Stored items
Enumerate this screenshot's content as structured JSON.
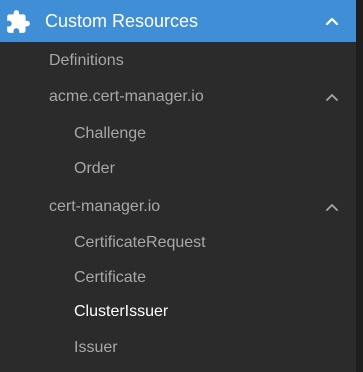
{
  "header": {
    "label": "Custom Resources",
    "icon": "puzzle-icon",
    "toggle_icon": "chevron-up-icon",
    "background": "#3f8ed6"
  },
  "items": {
    "definitions": "Definitions",
    "group_acme": "acme.cert-manager.io",
    "challenge": "Challenge",
    "order": "Order",
    "group_cert_manager": "cert-manager.io",
    "certificate_request": "CertificateRequest",
    "certificate": "Certificate",
    "cluster_issuer": "ClusterIssuer",
    "issuer": "Issuer"
  },
  "colors": {
    "sidebar_bg": "#2b2b2b",
    "text_muted": "#a8a8a8",
    "text_active": "#ffffff"
  }
}
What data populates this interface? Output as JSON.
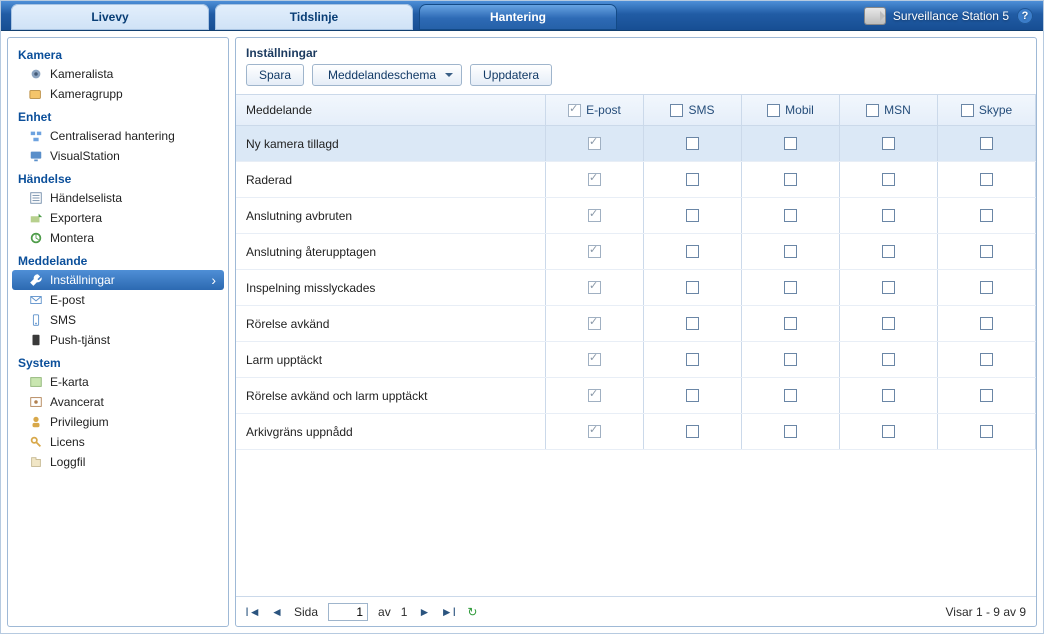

INSTRUCTIONS TO FOLLOW: Quote everything in the listing above exactly; pictures are the only thing to omit.

EXERCISE ANSWER:
Enumerate this screenshot's content as structured JSON.
{
  "header": {
    "label": "Custom Resources",
    "icon": "puzzle-icon",
    "toggle_icon": "chevron-up-icon",
    "background": "#3f8ed6"
  },
  "items": {
    "definitions": "Definitions",
    "group_acme": "acme.cert-manager.io",
    "challenge": "Challenge",
    "order": "Order",
    "group_cert_manager": "cert-manager.io",
    "certificate_request": "CertificateRequest",
    "certificate": "Certificate",
    "cluster_issuer": "ClusterIssuer",
    "issuer": "Issuer"
  },
  "colors": {
    "sidebar_bg": "#2b2b2b",
    "text_muted": "#a8a8a8",
    "text_active": "#ffffff"
  }
}
What data populates this interface? Output as JSON.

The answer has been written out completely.